• **PROMPT**:
Print the listing as it stands, omitting all images.

(begin)

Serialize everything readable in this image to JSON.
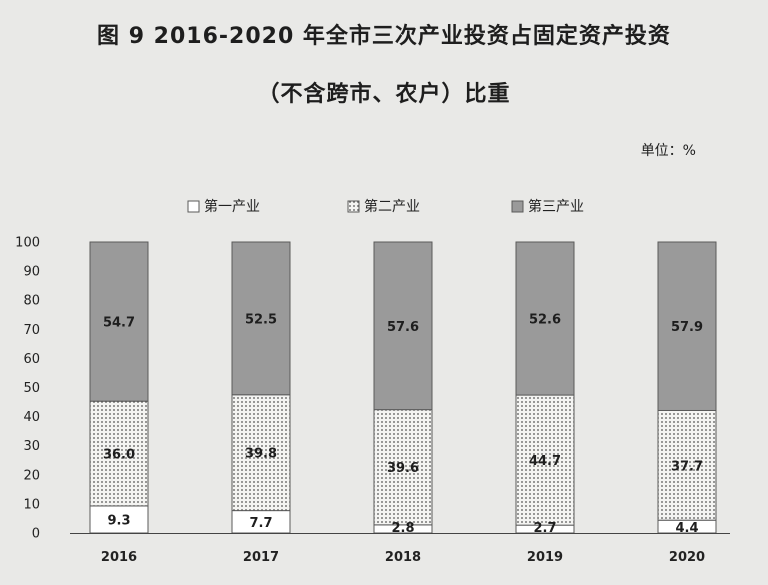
{
  "title_line1": "图 9   2016-2020 年全市三次产业投资占固定资产投资",
  "title_line2": "（不含跨市、农户）比重",
  "unit": "单位：%",
  "colors": {
    "primary": "#ffffff",
    "secondary_dots": "#555555",
    "tertiary": "#9a9a9a",
    "axis": "#444444"
  },
  "chart_data": {
    "type": "bar",
    "stacked": true,
    "categories": [
      "2016",
      "2017",
      "2018",
      "2019",
      "2020"
    ],
    "series": [
      {
        "name": "第一产业",
        "values": [
          9.3,
          7.7,
          2.8,
          2.7,
          4.4
        ],
        "labels": [
          "9.3",
          "7.7",
          "2.8",
          "2.7",
          "4.4"
        ]
      },
      {
        "name": "第二产业",
        "values": [
          36.0,
          39.8,
          39.6,
          44.7,
          37.7
        ],
        "labels": [
          "36.0",
          "39.8",
          "39.6",
          "44.7",
          "37.7"
        ]
      },
      {
        "name": "第三产业",
        "values": [
          54.7,
          52.5,
          57.6,
          52.6,
          57.9
        ],
        "labels": [
          "54.7",
          "52.5",
          "57.6",
          "52.6",
          "57.9"
        ]
      }
    ],
    "yticks": [
      "0",
      "10",
      "20",
      "30",
      "40",
      "50",
      "60",
      "70",
      "80",
      "90",
      "100"
    ],
    "ylim": [
      0,
      100
    ],
    "grid": false,
    "legend_position": "top"
  }
}
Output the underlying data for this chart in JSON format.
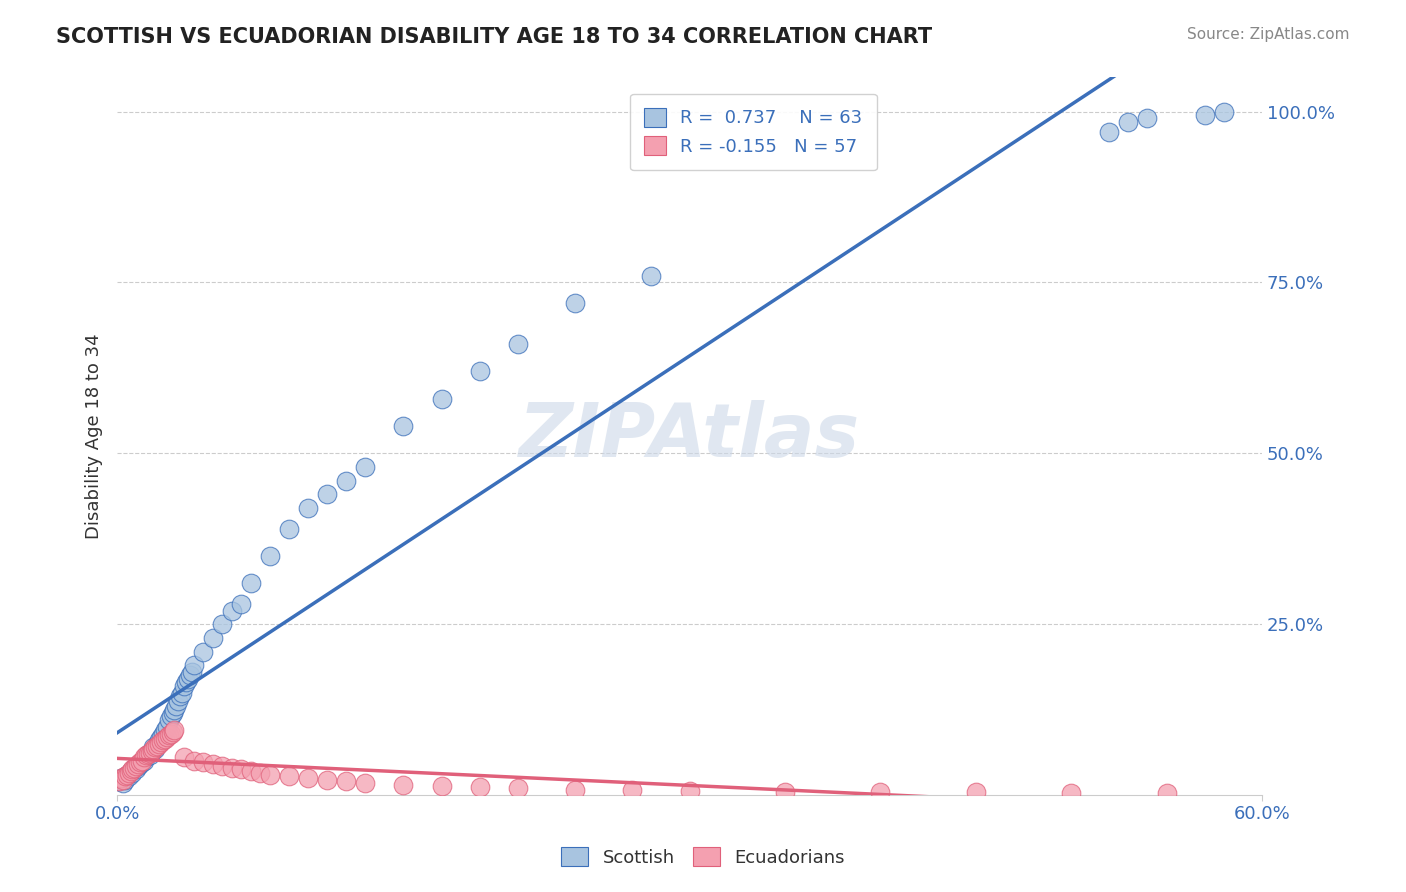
{
  "title": "SCOTTISH VS ECUADORIAN DISABILITY AGE 18 TO 34 CORRELATION CHART",
  "source": "Source: ZipAtlas.com",
  "ylabel": "Disability Age 18 to 34",
  "xlim": [
    0.0,
    0.6
  ],
  "ylim": [
    0.0,
    1.05
  ],
  "ytick_labels": [
    "25.0%",
    "50.0%",
    "75.0%",
    "100.0%"
  ],
  "ytick_values": [
    0.25,
    0.5,
    0.75,
    1.0
  ],
  "r_scottish": 0.737,
  "n_scottish": 63,
  "r_ecuadorian": -0.155,
  "n_ecuadorian": 57,
  "scottish_color": "#a8c4e0",
  "ecuadorian_color": "#f4a0b0",
  "scottish_line_color": "#3b6fba",
  "ecuadorian_line_color": "#e0607a",
  "watermark": "ZIPAtlas",
  "scottish_x": [
    0.001,
    0.002,
    0.003,
    0.004,
    0.005,
    0.006,
    0.007,
    0.008,
    0.009,
    0.01,
    0.011,
    0.012,
    0.013,
    0.014,
    0.015,
    0.016,
    0.017,
    0.018,
    0.019,
    0.02,
    0.021,
    0.022,
    0.023,
    0.024,
    0.025,
    0.026,
    0.027,
    0.028,
    0.029,
    0.03,
    0.031,
    0.032,
    0.033,
    0.034,
    0.035,
    0.036,
    0.037,
    0.038,
    0.039,
    0.04,
    0.045,
    0.05,
    0.055,
    0.06,
    0.065,
    0.07,
    0.08,
    0.09,
    0.1,
    0.11,
    0.12,
    0.13,
    0.15,
    0.17,
    0.19,
    0.21,
    0.24,
    0.28,
    0.52,
    0.53,
    0.54,
    0.57,
    0.58
  ],
  "scottish_y": [
    0.02,
    0.025,
    0.018,
    0.022,
    0.03,
    0.028,
    0.035,
    0.032,
    0.04,
    0.038,
    0.042,
    0.045,
    0.048,
    0.05,
    0.055,
    0.06,
    0.058,
    0.065,
    0.07,
    0.068,
    0.075,
    0.08,
    0.085,
    0.09,
    0.095,
    0.1,
    0.11,
    0.115,
    0.12,
    0.125,
    0.13,
    0.138,
    0.145,
    0.15,
    0.16,
    0.165,
    0.17,
    0.175,
    0.18,
    0.19,
    0.21,
    0.23,
    0.25,
    0.27,
    0.28,
    0.31,
    0.35,
    0.39,
    0.42,
    0.44,
    0.46,
    0.48,
    0.54,
    0.58,
    0.62,
    0.66,
    0.72,
    0.76,
    0.97,
    0.985,
    0.99,
    0.995,
    1.0
  ],
  "ecuadorian_x": [
    0.001,
    0.002,
    0.003,
    0.004,
    0.005,
    0.006,
    0.007,
    0.008,
    0.009,
    0.01,
    0.011,
    0.012,
    0.013,
    0.014,
    0.015,
    0.016,
    0.017,
    0.018,
    0.019,
    0.02,
    0.021,
    0.022,
    0.023,
    0.024,
    0.025,
    0.026,
    0.027,
    0.028,
    0.029,
    0.03,
    0.035,
    0.04,
    0.045,
    0.05,
    0.055,
    0.06,
    0.065,
    0.07,
    0.075,
    0.08,
    0.09,
    0.1,
    0.11,
    0.12,
    0.13,
    0.15,
    0.17,
    0.19,
    0.21,
    0.24,
    0.27,
    0.3,
    0.35,
    0.4,
    0.45,
    0.5,
    0.55
  ],
  "ecuadorian_y": [
    0.02,
    0.025,
    0.022,
    0.028,
    0.03,
    0.032,
    0.035,
    0.038,
    0.04,
    0.042,
    0.045,
    0.048,
    0.05,
    0.055,
    0.058,
    0.06,
    0.062,
    0.065,
    0.068,
    0.07,
    0.072,
    0.075,
    0.078,
    0.08,
    0.082,
    0.085,
    0.088,
    0.09,
    0.092,
    0.095,
    0.055,
    0.05,
    0.048,
    0.045,
    0.042,
    0.04,
    0.038,
    0.035,
    0.033,
    0.03,
    0.028,
    0.025,
    0.022,
    0.02,
    0.018,
    0.015,
    0.013,
    0.012,
    0.01,
    0.008,
    0.007,
    0.006,
    0.005,
    0.005,
    0.004,
    0.003,
    0.003
  ]
}
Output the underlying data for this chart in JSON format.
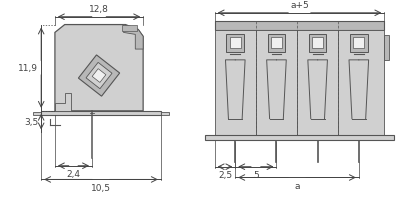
{
  "bg_color": "#ffffff",
  "lc": "#555555",
  "dc": "#444444",
  "fill_light": "#d0d0d0",
  "fill_mid": "#b8b8b8",
  "fill_dark": "#999999",
  "fill_white": "#f0f0f0",
  "labels": {
    "dim_128": "12,8",
    "dim_119": "11,9",
    "dim_35": "3,5",
    "dim_24": "2,4",
    "dim_105": "10,5",
    "dim_a5": "a+5",
    "dim_5": "5",
    "dim_25": "2,5",
    "dim_a": "a"
  },
  "fontsize": 6.5
}
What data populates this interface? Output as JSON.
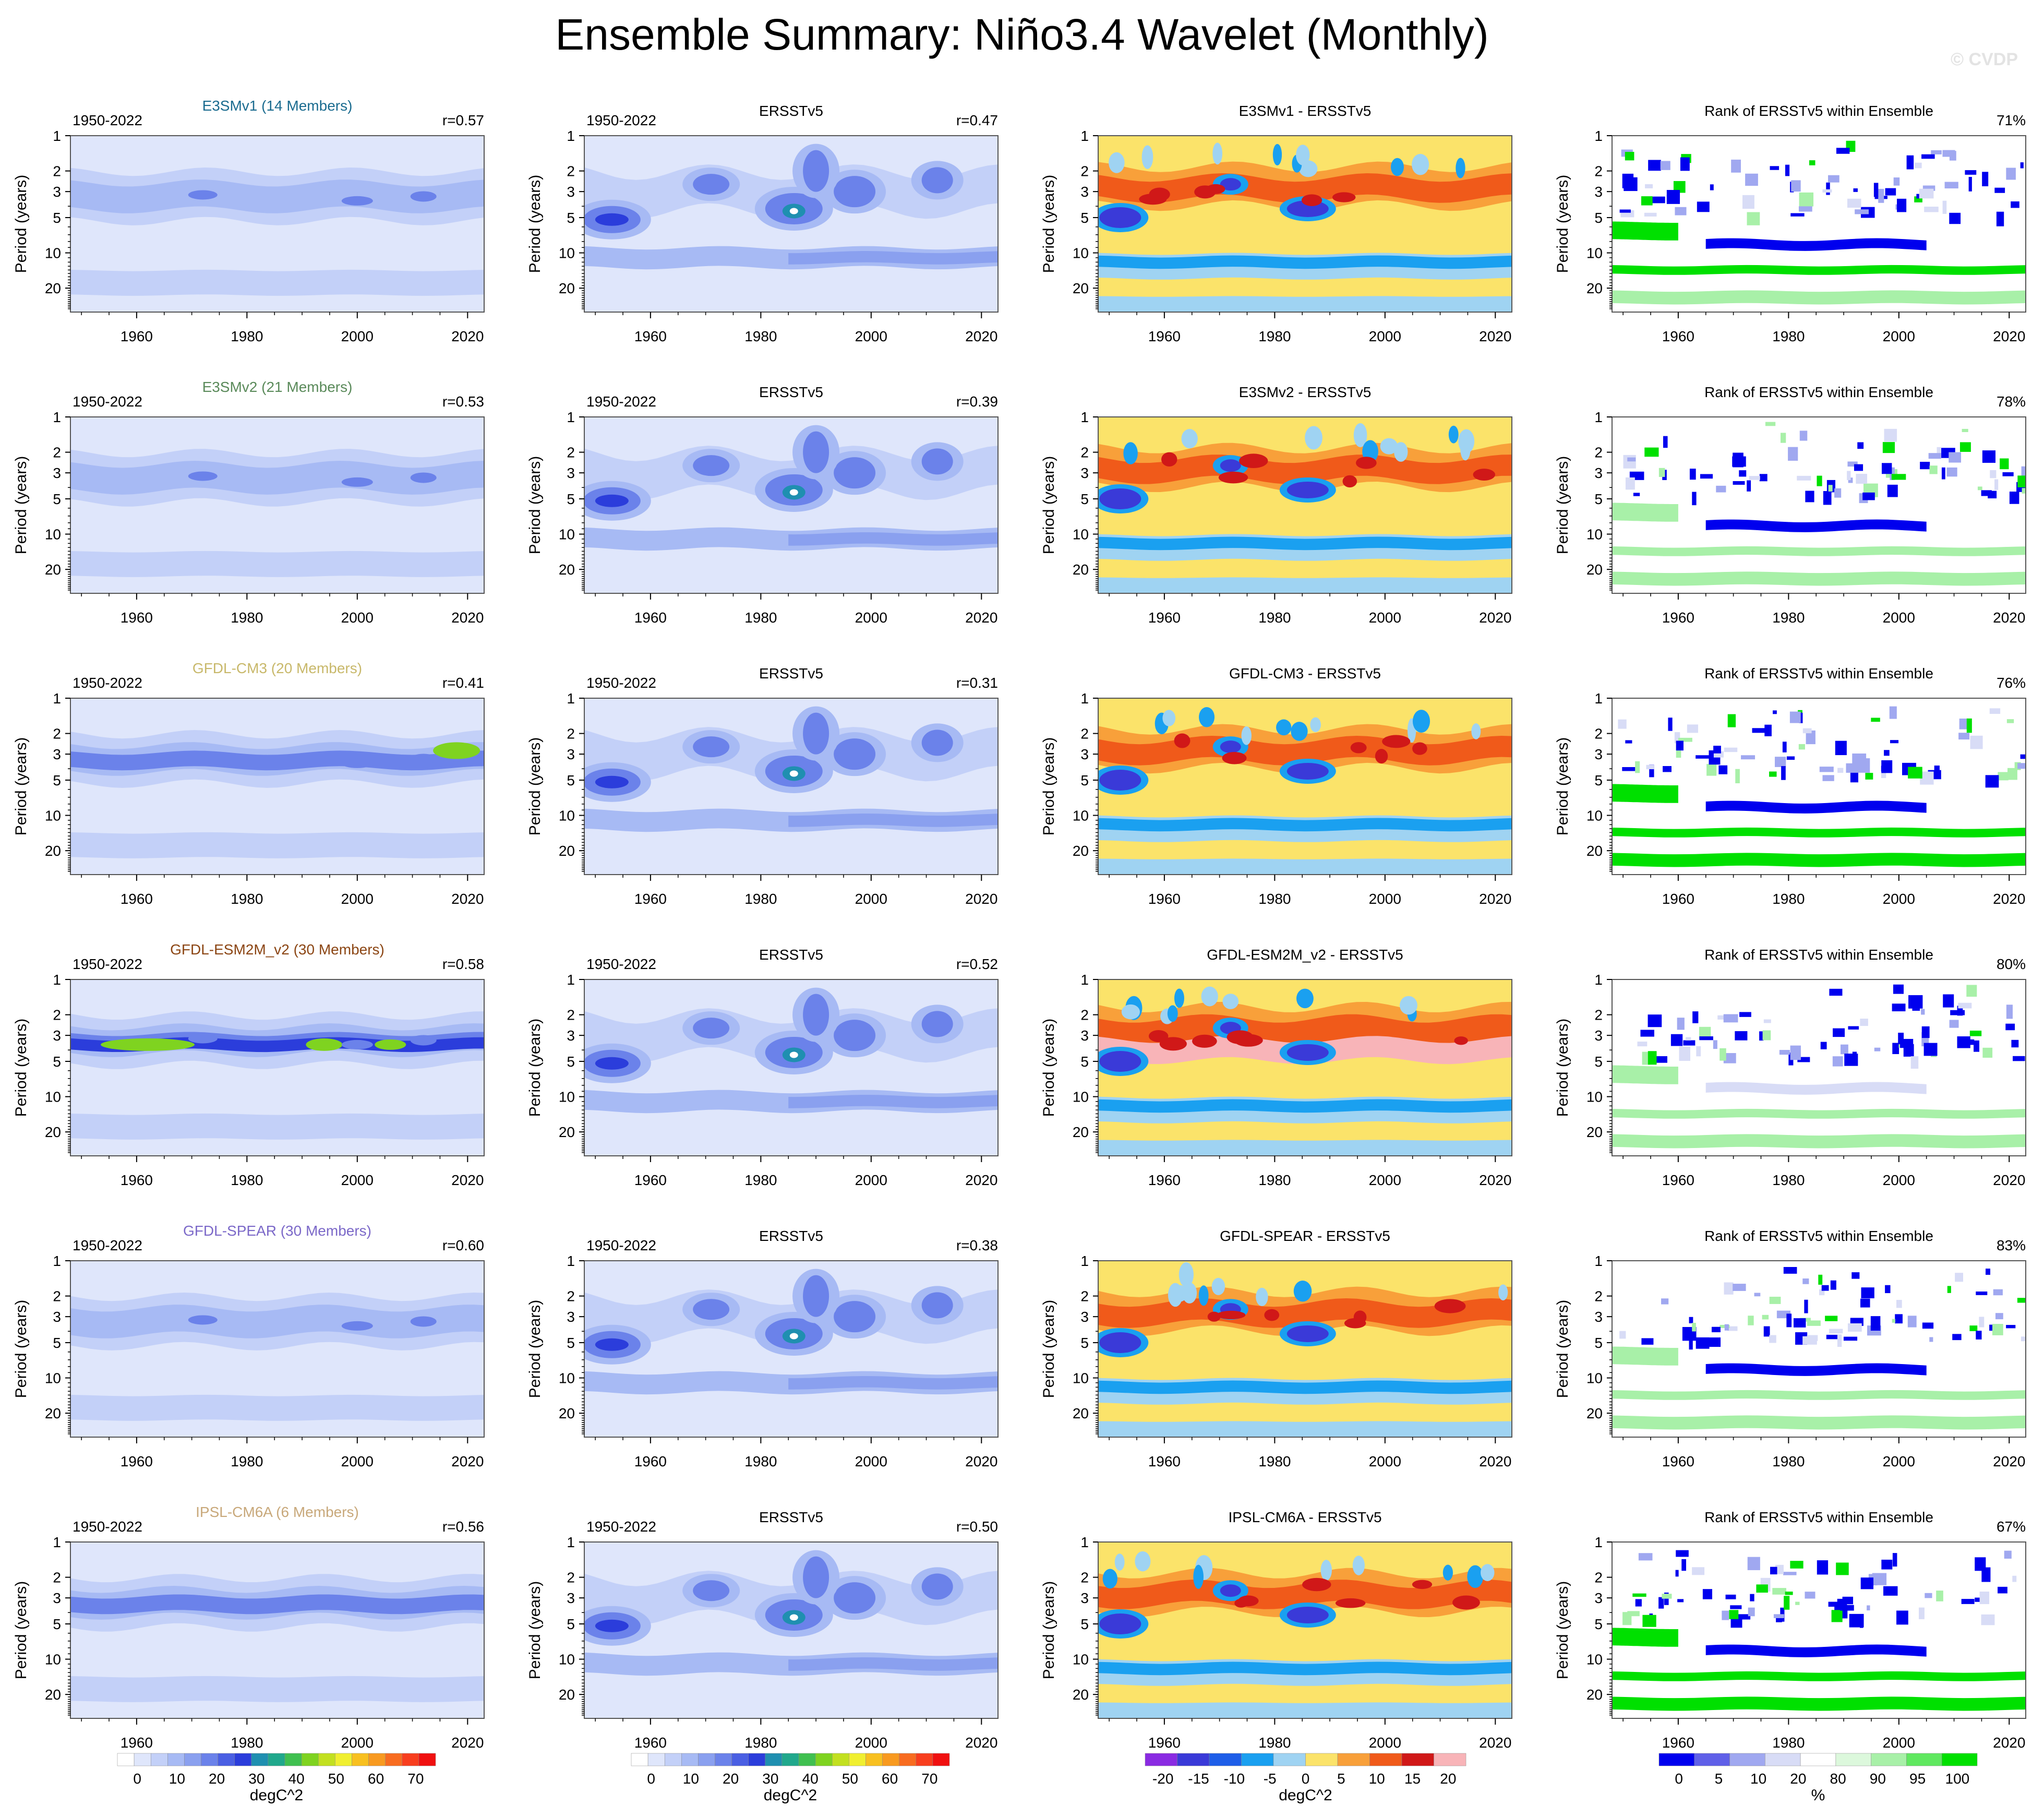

(end)

• **TASK OUTPUT**:
Serialize everything readable in this image to JSON.
{
  "title_line1": "图 9   2016-2020 年全市三次产业投资占固定资产投资",
  "title_line2": "（不含跨市、农户）比重",
  "unit": "单位：%",
  "colors": {
    "primary": "#ffffff",
    "secondary_dots": "#555555",
    "tertiary": "#9a9a9a",
    "axis": "#444444"
  },
  "chart_data": {
    "type": "bar",
    "stacked": true,
    "categories": [
      "2016",
      "2017",
      "2018",
      "2019",
      "2020"
    ],
    "series": [
      {
        "name": "第一产业",
        "values": [
          9.3,
          7.7,
          2.8,
          2.7,
          4.4
        ],
        "labels": [
          "9.3",
          "7.7",
          "2.8",
          "2.7",
          "4.4"
        ]
      },
      {
        "name": "第二产业",
        "values": [
          36.0,
          39.8,
          39.6,
          44.7,
          37.7
        ],
        "labels": [
          "36.0",
          "39.8",
          "39.6",
          "44.7",
          "37.7"
        ]
      },
      {
        "name": "第三产业",
        "values": [
          54.7,
          52.5,
          57.6,
          52.6,
          57.9
        ],
        "labels": [
          "54.7",
          "52.5",
          "57.6",
          "52.6",
          "57.9"
        ]
      }
    ],
    "yticks": [
      "0",
      "10",
      "20",
      "30",
      "40",
      "50",
      "60",
      "70",
      "80",
      "90",
      "100"
    ],
    "ylim": [
      0,
      100
    ],
    "grid": false,
    "legend_position": "top"
  }
}
Output the underlying data for this chart in JSON format.
{
  "title": "SCOTTISH VS ECUADORIAN DISABILITY AGE 18 TO 34 CORRELATION CHART",
  "source": "Source: ZipAtlas.com",
  "ylabel": "Disability Age 18 to 34",
  "xlim": [
    0.0,
    0.6
  ],
  "ylim": [
    0.0,
    1.05
  ],
  "ytick_labels": [
    "25.0%",
    "50.0%",
    "75.0%",
    "100.0%"
  ],
  "ytick_values": [
    0.25,
    0.5,
    0.75,
    1.0
  ],
  "r_scottish": 0.737,
  "n_scottish": 63,
  "r_ecuadorian": -0.155,
  "n_ecuadorian": 57,
  "scottish_color": "#a8c4e0",
  "ecuadorian_color": "#f4a0b0",
  "scottish_line_color": "#3b6fba",
  "ecuadorian_line_color": "#e0607a",
  "watermark": "ZIPAtlas",
  "scottish_x": [
    0.001,
    0.002,
    0.003,
    0.004,
    0.005,
    0.006,
    0.007,
    0.008,
    0.009,
    0.01,
    0.011,
    0.012,
    0.013,
    0.014,
    0.015,
    0.016,
    0.017,
    0.018,
    0.019,
    0.02,
    0.021,
    0.022,
    0.023,
    0.024,
    0.025,
    0.026,
    0.027,
    0.028,
    0.029,
    0.03,
    0.031,
    0.032,
    0.033,
    0.034,
    0.035,
    0.036,
    0.037,
    0.038,
    0.039,
    0.04,
    0.045,
    0.05,
    0.055,
    0.06,
    0.065,
    0.07,
    0.08,
    0.09,
    0.1,
    0.11,
    0.12,
    0.13,
    0.15,
    0.17,
    0.19,
    0.21,
    0.24,
    0.28,
    0.52,
    0.53,
    0.54,
    0.57,
    0.58
  ],
  "scottish_y": [
    0.02,
    0.025,
    0.018,
    0.022,
    0.03,
    0.028,
    0.035,
    0.032,
    0.04,
    0.038,
    0.042,
    0.045,
    0.048,
    0.05,
    0.055,
    0.06,
    0.058,
    0.065,
    0.07,
    0.068,
    0.075,
    0.08,
    0.085,
    0.09,
    0.095,
    0.1,
    0.11,
    0.115,
    0.12,
    0.125,
    0.13,
    0.138,
    0.145,
    0.15,
    0.16,
    0.165,
    0.17,
    0.175,
    0.18,
    0.19,
    0.21,
    0.23,
    0.25,
    0.27,
    0.28,
    0.31,
    0.35,
    0.39,
    0.42,
    0.44,
    0.46,
    0.48,
    0.54,
    0.58,
    0.62,
    0.66,
    0.72,
    0.76,
    0.97,
    0.985,
    0.99,
    0.995,
    1.0
  ],
  "ecuadorian_x": [
    0.001,
    0.002,
    0.003,
    0.004,
    0.005,
    0.006,
    0.007,
    0.008,
    0.009,
    0.01,
    0.011,
    0.012,
    0.013,
    0.014,
    0.015,
    0.016,
    0.017,
    0.018,
    0.019,
    0.02,
    0.021,
    0.022,
    0.023,
    0.024,
    0.025,
    0.026,
    0.027,
    0.028,
    0.029,
    0.03,
    0.035,
    0.04,
    0.045,
    0.05,
    0.055,
    0.06,
    0.065,
    0.07,
    0.075,
    0.08,
    0.09,
    0.1,
    0.11,
    0.12,
    0.13,
    0.15,
    0.17,
    0.19,
    0.21,
    0.24,
    0.27,
    0.3,
    0.35,
    0.4,
    0.45,
    0.5,
    0.55
  ],
  "ecuadorian_y": [
    0.02,
    0.025,
    0.022,
    0.028,
    0.03,
    0.032,
    0.035,
    0.038,
    0.04,
    0.042,
    0.045,
    0.048,
    0.05,
    0.055,
    0.058,
    0.06,
    0.062,
    0.065,
    0.068,
    0.07,
    0.072,
    0.075,
    0.078,
    0.08,
    0.082,
    0.085,
    0.088,
    0.09,
    0.092,
    0.095,
    0.055,
    0.05,
    0.048,
    0.045,
    0.042,
    0.04,
    0.038,
    0.035,
    0.033,
    0.03,
    0.028,
    0.025,
    0.022,
    0.02,
    0.018,
    0.015,
    0.013,
    0.012,
    0.01,
    0.008,
    0.007,
    0.006,
    0.005,
    0.005,
    0.004,
    0.003,
    0.003
  ]
}
Output the underlying data for this chart in JSON format.
{
  "bg_color": "#ffffff",
  "lc": "#555555",
  "dc": "#444444",
  "fill_light": "#d0d0d0",
  "fill_mid": "#b8b8b8",
  "fill_dark": "#999999",
  "fill_white": "#f0f0f0",
  "labels": {
    "dim_128": "12,8",
    "dim_119": "11,9",
    "dim_35": "3,5",
    "dim_24": "2,4",
    "dim_105": "10,5",
    "dim_a5": "a+5",
    "dim_5": "5",
    "dim_25": "2,5",
    "dim_a": "a"
  },
  "fontsize": 6.5
}
What data populates this interface? Output as JSON.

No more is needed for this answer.